Record set:
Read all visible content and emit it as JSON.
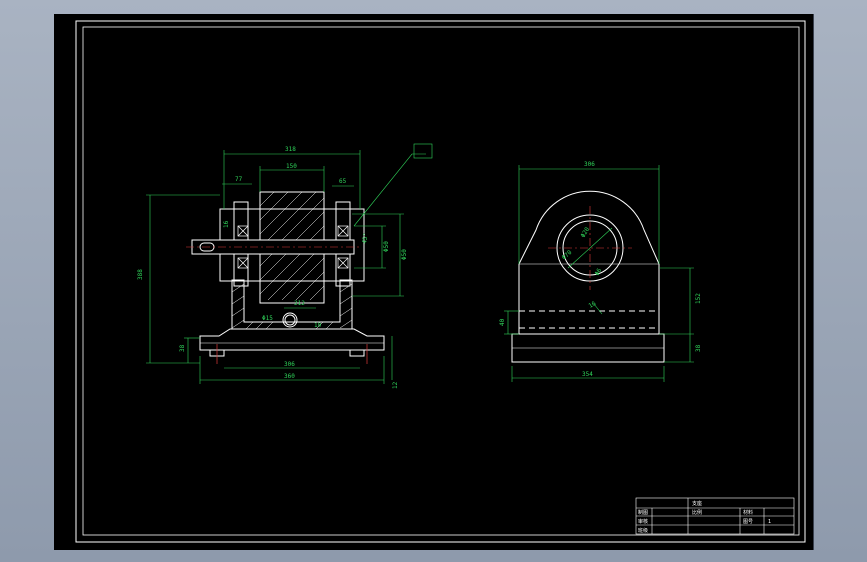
{
  "colors": {
    "outline": "#ffffff",
    "dimension": "#2fd45a",
    "center_line": "#e03a3a",
    "canvas": "#000000"
  },
  "front_view": {
    "dims": {
      "overall_width_top": "318",
      "roller_width": "150",
      "left_offset": "77",
      "right_offset": "65",
      "overall_height": "388",
      "base_height": "38",
      "bolt_span": "306",
      "base_width": "360",
      "shaft_hole": "Φ15",
      "bore_mid": "Φ50",
      "bore_outer": "Φ50",
      "angle": "45°",
      "small_a": "16",
      "small_b": "10",
      "small_c": "12",
      "mid_label": "212"
    }
  },
  "side_view": {
    "dims": {
      "top_width": "306",
      "height_right": "152",
      "base_height": "38",
      "left_height": "40",
      "base_width": "354",
      "bore_inner": "Φ70",
      "bore_outer": "Φ20",
      "hole_note": "Φ6",
      "slot_note": "16"
    }
  },
  "title_block": {
    "name": "支座",
    "scale_label": "比例",
    "row1_label": "制图",
    "row2_label": "审核",
    "row3_label": "班级",
    "material_label": "材料",
    "sheet_label": "图号",
    "sheet_value": "1"
  }
}
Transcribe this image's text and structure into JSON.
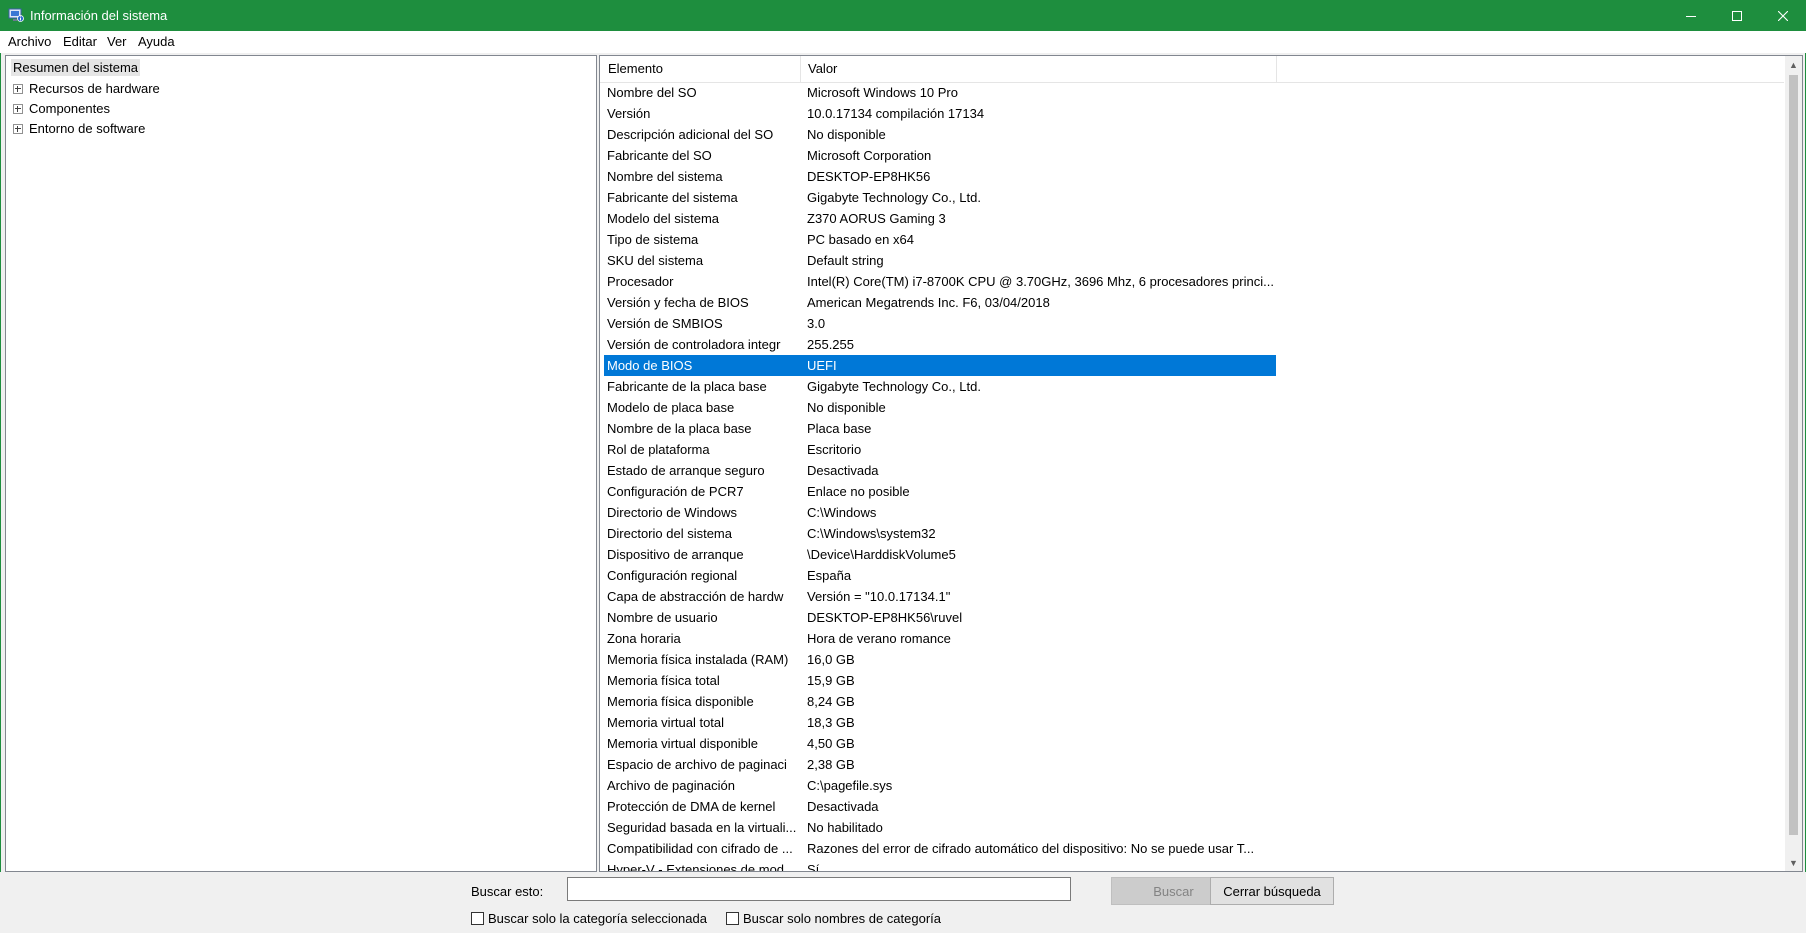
{
  "window": {
    "title": "Información del sistema",
    "accent": "#1e8e3e",
    "icons": {
      "app": "system-info-icon",
      "minimize": "minimize-icon",
      "maximize": "maximize-icon",
      "close": "close-icon"
    }
  },
  "menu": {
    "items": [
      "Archivo",
      "Editar",
      "Ver",
      "Ayuda"
    ]
  },
  "tree": {
    "root": "Resumen del sistema",
    "children": [
      "Recursos de hardware",
      "Componentes",
      "Entorno de software"
    ]
  },
  "table": {
    "headers": [
      "Elemento",
      "Valor"
    ],
    "selected_index": 13,
    "selected_color": "#0078d7",
    "rows": [
      [
        "Nombre del SO",
        "Microsoft Windows 10 Pro"
      ],
      [
        "Versión",
        "10.0.17134 compilación 17134"
      ],
      [
        "Descripción adicional del SO",
        "No disponible"
      ],
      [
        "Fabricante del SO",
        "Microsoft Corporation"
      ],
      [
        "Nombre del sistema",
        "DESKTOP-EP8HK56"
      ],
      [
        "Fabricante del sistema",
        "Gigabyte Technology Co., Ltd."
      ],
      [
        "Modelo del sistema",
        "Z370 AORUS Gaming 3"
      ],
      [
        "Tipo de sistema",
        "PC basado en x64"
      ],
      [
        "SKU del sistema",
        "Default string"
      ],
      [
        "Procesador",
        "Intel(R) Core(TM) i7-8700K CPU @ 3.70GHz, 3696 Mhz, 6 procesadores princi..."
      ],
      [
        "Versión y fecha de BIOS",
        "American Megatrends Inc. F6, 03/04/2018"
      ],
      [
        "Versión de SMBIOS",
        "3.0"
      ],
      [
        "Versión de controladora integr",
        "255.255"
      ],
      [
        "Modo de BIOS",
        "UEFI"
      ],
      [
        "Fabricante de la placa base",
        "Gigabyte Technology Co., Ltd."
      ],
      [
        "Modelo de placa base",
        "No disponible"
      ],
      [
        "Nombre de la placa base",
        "Placa base"
      ],
      [
        "Rol de plataforma",
        "Escritorio"
      ],
      [
        "Estado de arranque seguro",
        "Desactivada"
      ],
      [
        "Configuración de PCR7",
        "Enlace no posible"
      ],
      [
        "Directorio de Windows",
        "C:\\Windows"
      ],
      [
        "Directorio del sistema",
        "C:\\Windows\\system32"
      ],
      [
        "Dispositivo de arranque",
        "\\Device\\HarddiskVolume5"
      ],
      [
        "Configuración regional",
        "España"
      ],
      [
        "Capa de abstracción de hardw",
        "Versión = \"10.0.17134.1\""
      ],
      [
        "Nombre de usuario",
        "DESKTOP-EP8HK56\\ruvel"
      ],
      [
        "Zona horaria",
        "Hora de verano romance"
      ],
      [
        "Memoria física instalada (RAM)",
        "16,0 GB"
      ],
      [
        "Memoria física total",
        "15,9 GB"
      ],
      [
        "Memoria física disponible",
        "8,24 GB"
      ],
      [
        "Memoria virtual total",
        "18,3 GB"
      ],
      [
        "Memoria virtual disponible",
        "4,50 GB"
      ],
      [
        "Espacio de archivo de paginaci",
        "2,38 GB"
      ],
      [
        "Archivo de paginación",
        "C:\\pagefile.sys"
      ],
      [
        "Protección de DMA de kernel",
        "Desactivada"
      ],
      [
        "Seguridad basada en la virtuali...",
        "No habilitado"
      ],
      [
        "Compatibilidad con cifrado de ...",
        "Razones del error de cifrado automático del dispositivo: No se puede usar T..."
      ],
      [
        "Hyper-V - Extensiones de mod...",
        "Sí"
      ]
    ]
  },
  "search": {
    "label": "Buscar esto:",
    "value": "",
    "search_button": "Buscar",
    "close_button": "Cerrar búsqueda",
    "option_category": "Buscar solo la categoría seleccionada",
    "option_names": "Buscar solo nombres de categoría"
  }
}
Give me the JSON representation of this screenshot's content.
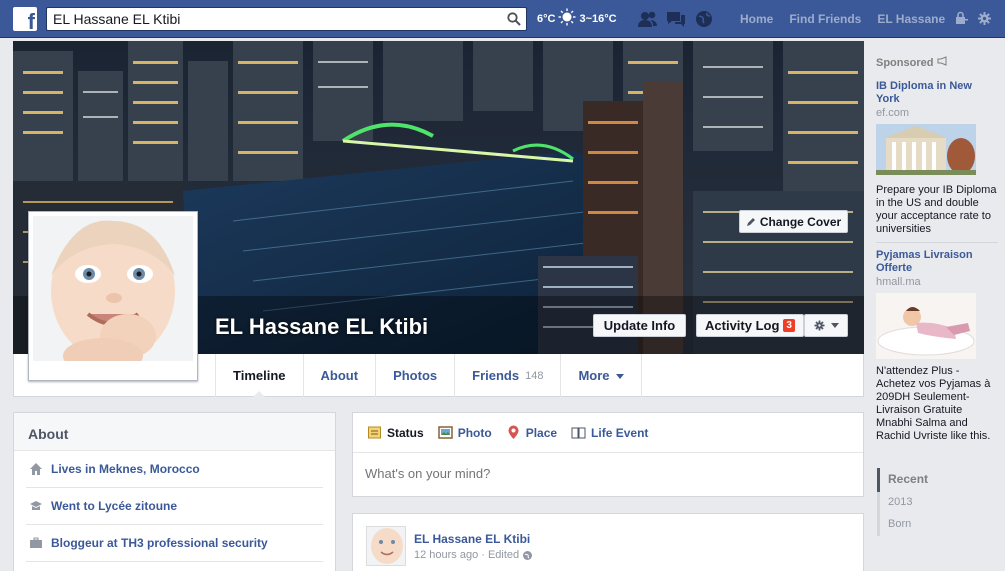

What to produce: Give all the lines above again, character for character, without pictures.

Result for this task:
Read all visible content and emit it as JSON.
{
  "colors": {
    "outline": "#ffffff",
    "dimension": "#2fd45a",
    "center_line": "#e03a3a",
    "canvas": "#000000"
  },
  "front_view": {
    "dims": {
      "overall_width_top": "318",
      "roller_width": "150",
      "left_offset": "77",
      "right_offset": "65",
      "overall_height": "388",
      "base_height": "38",
      "bolt_span": "306",
      "base_width": "360",
      "shaft_hole": "Φ15",
      "bore_mid": "Φ50",
      "bore_outer": "Φ50",
      "angle": "45°",
      "small_a": "16",
      "small_b": "10",
      "small_c": "12",
      "mid_label": "212"
    }
  },
  "side_view": {
    "dims": {
      "top_width": "306",
      "height_right": "152",
      "base_height": "38",
      "left_height": "40",
      "base_width": "354",
      "bore_inner": "Φ70",
      "bore_outer": "Φ20",
      "hole_note": "Φ6",
      "slot_note": "16"
    }
  },
  "title_block": {
    "name": "支座",
    "scale_label": "比例",
    "row1_label": "制图",
    "row2_label": "审核",
    "row3_label": "班级",
    "material_label": "材料",
    "sheet_label": "图号",
    "sheet_value": "1"
  }
}
Transcribe this image's text and structure into JSON.
{
  "window": {
    "title": "Información del sistema",
    "accent": "#1e8e3e",
    "icons": {
      "app": "system-info-icon",
      "minimize": "minimize-icon",
      "maximize": "maximize-icon",
      "close": "close-icon"
    }
  },
  "menu": {
    "items": [
      "Archivo",
      "Editar",
      "Ver",
      "Ayuda"
    ]
  },
  "tree": {
    "root": "Resumen del sistema",
    "children": [
      "Recursos de hardware",
      "Componentes",
      "Entorno de software"
    ]
  },
  "table": {
    "headers": [
      "Elemento",
      "Valor"
    ],
    "selected_index": 13,
    "selected_color": "#0078d7",
    "rows": [
      [
        "Nombre del SO",
        "Microsoft Windows 10 Pro"
      ],
      [
        "Versión",
        "10.0.17134 compilación 17134"
      ],
      [
        "Descripción adicional del SO",
        "No disponible"
      ],
      [
        "Fabricante del SO",
        "Microsoft Corporation"
      ],
      [
        "Nombre del sistema",
        "DESKTOP-EP8HK56"
      ],
      [
        "Fabricante del sistema",
        "Gigabyte Technology Co., Ltd."
      ],
      [
        "Modelo del sistema",
        "Z370 AORUS Gaming 3"
      ],
      [
        "Tipo de sistema",
        "PC basado en x64"
      ],
      [
        "SKU del sistema",
        "Default string"
      ],
      [
        "Procesador",
        "Intel(R) Core(TM) i7-8700K CPU @ 3.70GHz, 3696 Mhz, 6 procesadores princi..."
      ],
      [
        "Versión y fecha de BIOS",
        "American Megatrends Inc. F6, 03/04/2018"
      ],
      [
        "Versión de SMBIOS",
        "3.0"
      ],
      [
        "Versión de controladora integr",
        "255.255"
      ],
      [
        "Modo de BIOS",
        "UEFI"
      ],
      [
        "Fabricante de la placa base",
        "Gigabyte Technology Co., Ltd."
      ],
      [
        "Modelo de placa base",
        "No disponible"
      ],
      [
        "Nombre de la placa base",
        "Placa base"
      ],
      [
        "Rol de plataforma",
        "Escritorio"
      ],
      [
        "Estado de arranque seguro",
        "Desactivada"
      ],
      [
        "Configuración de PCR7",
        "Enlace no posible"
      ],
      [
        "Directorio de Windows",
        "C:\\Windows"
      ],
      [
        "Directorio del sistema",
        "C:\\Windows\\system32"
      ],
      [
        "Dispositivo de arranque",
        "\\Device\\HarddiskVolume5"
      ],
      [
        "Configuración regional",
        "España"
      ],
      [
        "Capa de abstracción de hardw",
        "Versión = \"10.0.17134.1\""
      ],
      [
        "Nombre de usuario",
        "DESKTOP-EP8HK56\\ruvel"
      ],
      [
        "Zona horaria",
        "Hora de verano romance"
      ],
      [
        "Memoria física instalada (RAM)",
        "16,0 GB"
      ],
      [
        "Memoria física total",
        "15,9 GB"
      ],
      [
        "Memoria física disponible",
        "8,24 GB"
      ],
      [
        "Memoria virtual total",
        "18,3 GB"
      ],
      [
        "Memoria virtual disponible",
        "4,50 GB"
      ],
      [
        "Espacio de archivo de paginaci",
        "2,38 GB"
      ],
      [
        "Archivo de paginación",
        "C:\\pagefile.sys"
      ],
      [
        "Protección de DMA de kernel",
        "Desactivada"
      ],
      [
        "Seguridad basada en la virtuali...",
        "No habilitado"
      ],
      [
        "Compatibilidad con cifrado de ...",
        "Razones del error de cifrado automático del dispositivo: No se puede usar T..."
      ],
      [
        "Hyper-V - Extensiones de mod...",
        "Sí"
      ]
    ]
  },
  "search": {
    "label": "Buscar esto:",
    "value": "",
    "search_button": "Buscar",
    "close_button": "Cerrar búsqueda",
    "option_category": "Buscar solo la categoría seleccionada",
    "option_names": "Buscar solo nombres de categoría"
  }
}
Give me the JSON representation of this screenshot's content.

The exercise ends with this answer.